- _Set problem_:
Go through the data below and gather each line containing "structure".

- _Items_:
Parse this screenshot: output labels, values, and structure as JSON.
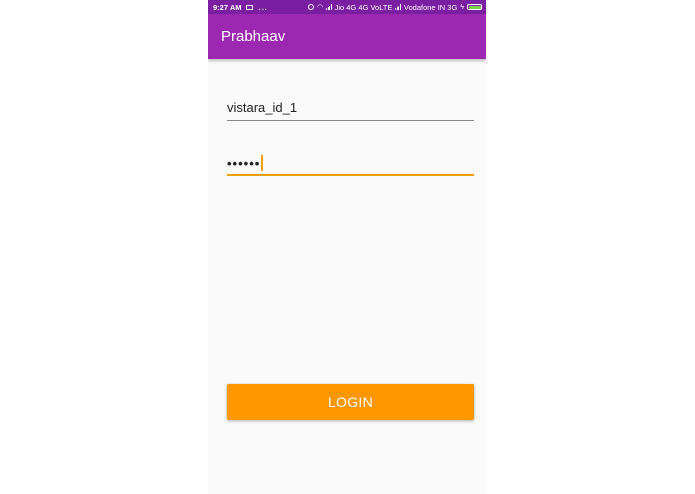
{
  "status_bar": {
    "time": "9:27 AM",
    "dots": "...",
    "carrier1": "Jio 4G 4G VoLTE",
    "carrier2": "Vodafone IN 3G",
    "colors": {
      "background": "#7b1fa2",
      "battery": "#7dd34b"
    }
  },
  "app_bar": {
    "title": "Prabhaav",
    "color": "#9c27b0"
  },
  "login_form": {
    "username_value": "vistara_id_1",
    "password_masked": "••••••",
    "login_button_label": "LOGIN",
    "accent_color": "#ff9800"
  }
}
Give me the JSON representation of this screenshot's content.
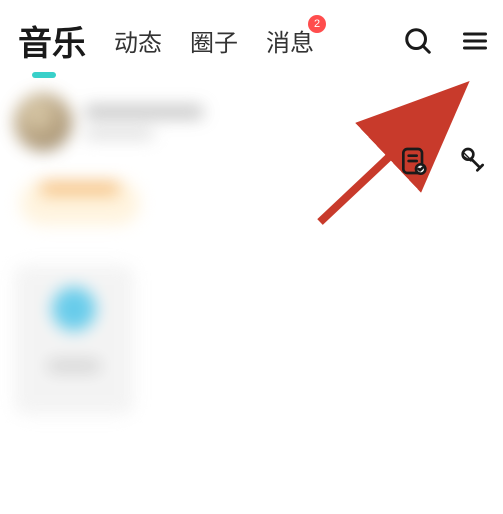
{
  "header": {
    "tabs": [
      {
        "label": "音乐",
        "active": true
      },
      {
        "label": "动态",
        "active": false
      },
      {
        "label": "圈子",
        "active": false
      },
      {
        "label": "消息",
        "active": false,
        "badge": "2"
      }
    ]
  },
  "colors": {
    "accent": "#38d0c9",
    "badge": "#ff4d4d",
    "arrow": "#c83a2b"
  }
}
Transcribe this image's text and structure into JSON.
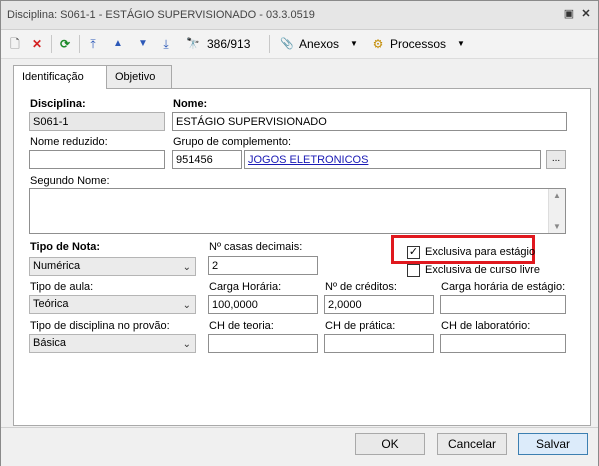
{
  "window": {
    "title": "Disciplina: S061-1 - ESTÁGIO SUPERVISIONADO - 03.3.0519",
    "restore_glyph": "▣",
    "close_glyph": "✕"
  },
  "toolbar": {
    "new_glyph": "🗋",
    "delete_glyph": "✕",
    "refresh_glyph": "⟳",
    "first_glyph": "⤒",
    "prev_glyph": "▲",
    "next_glyph": "▼",
    "last_glyph": "⤓",
    "binoculars_glyph": "🔭",
    "record_counter": "386/913",
    "attach_glyph": "📎",
    "anexos_label": "Anexos",
    "processos_glyph": "⚙",
    "processos_label": "Processos",
    "dropdown_glyph": "▼"
  },
  "tabs": [
    "Identificação",
    "Objetivo"
  ],
  "form": {
    "disciplina_label": "Disciplina:",
    "disciplina_value": "S061-1",
    "nome_label": "Nome:",
    "nome_value": "ESTÁGIO SUPERVISIONADO",
    "nome_reduzido_label": "Nome reduzido:",
    "nome_reduzido_value": "",
    "grupo_label": "Grupo de complemento:",
    "grupo_code": "951456",
    "grupo_name": "JOGOS ELETRONICOS",
    "grupo_browse": "...",
    "segundo_nome_label": "Segundo Nome:",
    "segundo_nome_value": "",
    "tipo_nota_label": "Tipo de Nota:",
    "tipo_nota_value": "Numérica",
    "casas_decimais_label": "Nº casas decimais:",
    "casas_decimais_value": "2",
    "exclusiva_estagio_label": "Exclusiva para estágio",
    "exclusiva_estagio_checked": true,
    "exclusiva_curso_livre_label": "Exclusiva de curso livre",
    "exclusiva_curso_livre_checked": false,
    "tipo_aula_label": "Tipo de aula:",
    "tipo_aula_value": "Teórica",
    "carga_horaria_label": "Carga Horária:",
    "carga_horaria_value": "100,0000",
    "creditos_label": "Nº de créditos:",
    "creditos_value": "2,0000",
    "carga_estagio_label": "Carga horária de estágio:",
    "carga_estagio_value": "",
    "tipo_provao_label": "Tipo de disciplina no provão:",
    "tipo_provao_value": "Básica",
    "ch_teoria_label": "CH de teoria:",
    "ch_teoria_value": "",
    "ch_pratica_label": "CH de prática:",
    "ch_pratica_value": "",
    "ch_laboratorio_label": "CH de laboratório:",
    "ch_laboratorio_value": "",
    "check_glyph": "✓",
    "select_arrow": "⌄",
    "scroll_up": "▲",
    "scroll_down": "▼"
  },
  "buttons": {
    "ok": "OK",
    "cancelar": "Cancelar",
    "salvar": "Salvar"
  },
  "colors": {
    "highlight": "#e0181e",
    "link": "#1a1ab5",
    "primary_border": "#3c7fb1"
  }
}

- _Task output_:
Parse this screenshot: output labels, values, and structure as JSON.
Transcribe this image's text and structure into JSON.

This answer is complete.